'''
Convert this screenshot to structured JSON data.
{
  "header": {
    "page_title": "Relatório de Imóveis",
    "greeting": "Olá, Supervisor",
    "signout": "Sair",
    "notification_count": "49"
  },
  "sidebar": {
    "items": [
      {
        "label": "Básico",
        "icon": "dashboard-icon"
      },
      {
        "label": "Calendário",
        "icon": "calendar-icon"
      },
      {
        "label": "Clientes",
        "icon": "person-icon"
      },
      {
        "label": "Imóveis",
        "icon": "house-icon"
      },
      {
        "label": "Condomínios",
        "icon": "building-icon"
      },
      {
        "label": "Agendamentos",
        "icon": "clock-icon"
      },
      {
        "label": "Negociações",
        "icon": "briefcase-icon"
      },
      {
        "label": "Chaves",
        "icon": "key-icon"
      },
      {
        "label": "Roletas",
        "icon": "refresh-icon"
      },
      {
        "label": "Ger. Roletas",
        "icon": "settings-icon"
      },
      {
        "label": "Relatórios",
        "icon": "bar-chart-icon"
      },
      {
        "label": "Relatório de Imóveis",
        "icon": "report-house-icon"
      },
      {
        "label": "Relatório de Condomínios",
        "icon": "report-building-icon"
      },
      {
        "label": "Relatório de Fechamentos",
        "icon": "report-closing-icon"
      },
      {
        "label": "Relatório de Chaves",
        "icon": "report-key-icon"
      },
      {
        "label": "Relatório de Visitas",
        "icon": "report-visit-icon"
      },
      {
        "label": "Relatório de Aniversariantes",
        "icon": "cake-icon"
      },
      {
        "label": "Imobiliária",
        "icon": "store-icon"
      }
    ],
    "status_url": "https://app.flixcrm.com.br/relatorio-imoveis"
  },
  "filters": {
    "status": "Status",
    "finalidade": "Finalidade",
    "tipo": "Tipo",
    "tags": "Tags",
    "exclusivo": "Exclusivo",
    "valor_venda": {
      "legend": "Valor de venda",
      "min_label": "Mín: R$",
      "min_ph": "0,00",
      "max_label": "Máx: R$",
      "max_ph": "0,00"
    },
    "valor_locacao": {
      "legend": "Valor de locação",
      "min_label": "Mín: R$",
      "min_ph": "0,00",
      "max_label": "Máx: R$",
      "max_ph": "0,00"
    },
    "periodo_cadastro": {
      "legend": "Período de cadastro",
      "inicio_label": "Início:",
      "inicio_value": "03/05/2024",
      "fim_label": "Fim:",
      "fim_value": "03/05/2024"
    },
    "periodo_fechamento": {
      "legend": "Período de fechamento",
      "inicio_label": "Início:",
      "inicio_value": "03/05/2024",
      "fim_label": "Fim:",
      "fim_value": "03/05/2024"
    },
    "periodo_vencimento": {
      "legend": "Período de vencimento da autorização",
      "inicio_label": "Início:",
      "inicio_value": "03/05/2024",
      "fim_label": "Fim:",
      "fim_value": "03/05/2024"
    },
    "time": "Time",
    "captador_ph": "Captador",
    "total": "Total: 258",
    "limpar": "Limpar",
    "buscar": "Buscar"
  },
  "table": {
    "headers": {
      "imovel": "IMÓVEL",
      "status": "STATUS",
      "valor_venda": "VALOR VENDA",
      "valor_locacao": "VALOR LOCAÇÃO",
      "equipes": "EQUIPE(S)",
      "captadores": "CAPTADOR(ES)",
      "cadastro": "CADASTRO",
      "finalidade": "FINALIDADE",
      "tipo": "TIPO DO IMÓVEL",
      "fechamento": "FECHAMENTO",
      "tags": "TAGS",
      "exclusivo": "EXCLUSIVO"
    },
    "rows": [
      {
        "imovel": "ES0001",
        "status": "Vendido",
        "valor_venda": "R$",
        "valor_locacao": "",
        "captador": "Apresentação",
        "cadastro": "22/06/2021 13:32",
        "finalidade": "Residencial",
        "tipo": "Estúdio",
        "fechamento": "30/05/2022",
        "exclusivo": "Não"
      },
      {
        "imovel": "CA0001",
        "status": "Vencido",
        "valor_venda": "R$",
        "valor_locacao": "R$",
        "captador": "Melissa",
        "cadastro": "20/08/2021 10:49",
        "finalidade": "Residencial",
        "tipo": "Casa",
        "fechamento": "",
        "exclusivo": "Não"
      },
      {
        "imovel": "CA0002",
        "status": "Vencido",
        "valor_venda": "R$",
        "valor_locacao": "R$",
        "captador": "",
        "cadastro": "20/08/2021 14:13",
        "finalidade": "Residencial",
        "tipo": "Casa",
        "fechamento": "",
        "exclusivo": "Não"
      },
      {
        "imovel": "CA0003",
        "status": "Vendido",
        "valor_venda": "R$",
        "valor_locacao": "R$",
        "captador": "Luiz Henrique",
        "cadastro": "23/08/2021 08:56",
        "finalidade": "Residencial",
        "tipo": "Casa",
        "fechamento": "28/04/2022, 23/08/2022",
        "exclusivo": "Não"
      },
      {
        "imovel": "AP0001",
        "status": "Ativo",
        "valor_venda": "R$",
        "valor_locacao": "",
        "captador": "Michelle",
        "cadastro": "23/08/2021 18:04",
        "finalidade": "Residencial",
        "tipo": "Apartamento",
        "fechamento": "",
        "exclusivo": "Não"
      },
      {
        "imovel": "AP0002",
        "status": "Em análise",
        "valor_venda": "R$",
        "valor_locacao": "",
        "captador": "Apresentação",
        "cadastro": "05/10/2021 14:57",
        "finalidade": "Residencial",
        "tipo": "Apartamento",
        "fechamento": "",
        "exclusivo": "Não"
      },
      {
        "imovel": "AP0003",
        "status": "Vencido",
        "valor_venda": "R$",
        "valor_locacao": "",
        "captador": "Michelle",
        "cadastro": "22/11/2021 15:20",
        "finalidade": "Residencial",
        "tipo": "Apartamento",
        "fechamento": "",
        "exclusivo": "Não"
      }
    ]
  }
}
'''
'''
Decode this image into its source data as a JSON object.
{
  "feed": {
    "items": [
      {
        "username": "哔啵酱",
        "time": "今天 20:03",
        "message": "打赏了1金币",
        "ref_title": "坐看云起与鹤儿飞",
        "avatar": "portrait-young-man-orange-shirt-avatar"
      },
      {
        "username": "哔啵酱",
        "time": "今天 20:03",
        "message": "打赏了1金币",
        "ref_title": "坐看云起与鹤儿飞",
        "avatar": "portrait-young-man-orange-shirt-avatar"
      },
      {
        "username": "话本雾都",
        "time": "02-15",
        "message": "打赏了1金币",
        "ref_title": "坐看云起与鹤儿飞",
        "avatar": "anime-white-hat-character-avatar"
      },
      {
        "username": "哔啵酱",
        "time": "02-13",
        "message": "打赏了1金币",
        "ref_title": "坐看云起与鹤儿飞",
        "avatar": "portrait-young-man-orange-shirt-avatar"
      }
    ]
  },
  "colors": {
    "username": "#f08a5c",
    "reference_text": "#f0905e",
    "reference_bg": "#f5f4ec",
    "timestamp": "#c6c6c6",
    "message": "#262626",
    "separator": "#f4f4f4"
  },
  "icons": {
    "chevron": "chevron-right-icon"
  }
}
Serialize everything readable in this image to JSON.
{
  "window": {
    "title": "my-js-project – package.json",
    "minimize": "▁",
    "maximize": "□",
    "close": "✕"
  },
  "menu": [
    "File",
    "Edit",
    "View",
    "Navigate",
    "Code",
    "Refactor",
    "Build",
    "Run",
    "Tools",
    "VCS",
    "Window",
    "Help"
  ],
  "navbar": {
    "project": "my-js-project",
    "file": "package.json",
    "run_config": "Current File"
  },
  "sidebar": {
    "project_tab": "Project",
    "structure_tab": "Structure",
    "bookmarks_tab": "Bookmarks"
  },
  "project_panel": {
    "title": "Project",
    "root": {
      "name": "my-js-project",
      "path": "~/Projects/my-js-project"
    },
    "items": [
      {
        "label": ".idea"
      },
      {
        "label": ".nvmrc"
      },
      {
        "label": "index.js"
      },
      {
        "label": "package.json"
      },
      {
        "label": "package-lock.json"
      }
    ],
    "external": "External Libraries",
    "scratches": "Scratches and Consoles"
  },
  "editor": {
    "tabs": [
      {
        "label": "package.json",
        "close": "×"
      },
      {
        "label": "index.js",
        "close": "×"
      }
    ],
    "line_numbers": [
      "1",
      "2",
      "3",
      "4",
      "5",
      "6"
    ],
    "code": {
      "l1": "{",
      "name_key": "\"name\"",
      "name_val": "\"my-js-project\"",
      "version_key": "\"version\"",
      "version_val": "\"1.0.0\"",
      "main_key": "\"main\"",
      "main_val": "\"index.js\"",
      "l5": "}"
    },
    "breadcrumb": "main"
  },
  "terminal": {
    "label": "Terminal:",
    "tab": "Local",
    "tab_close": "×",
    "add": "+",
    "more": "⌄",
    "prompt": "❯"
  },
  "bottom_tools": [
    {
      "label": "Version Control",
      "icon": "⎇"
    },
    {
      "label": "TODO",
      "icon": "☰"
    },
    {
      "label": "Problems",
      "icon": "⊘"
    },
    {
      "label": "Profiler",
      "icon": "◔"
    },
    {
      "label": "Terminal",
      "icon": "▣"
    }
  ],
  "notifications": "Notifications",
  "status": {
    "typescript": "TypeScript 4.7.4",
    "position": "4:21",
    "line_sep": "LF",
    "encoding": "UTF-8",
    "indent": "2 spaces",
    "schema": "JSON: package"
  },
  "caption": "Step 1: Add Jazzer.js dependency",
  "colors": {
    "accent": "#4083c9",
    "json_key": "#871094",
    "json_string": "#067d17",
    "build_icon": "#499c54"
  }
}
'''
From the data, pick out every line that includes "image".

Decode this image into its source data as a JSON object.
Serialize everything readable in this image to JSON.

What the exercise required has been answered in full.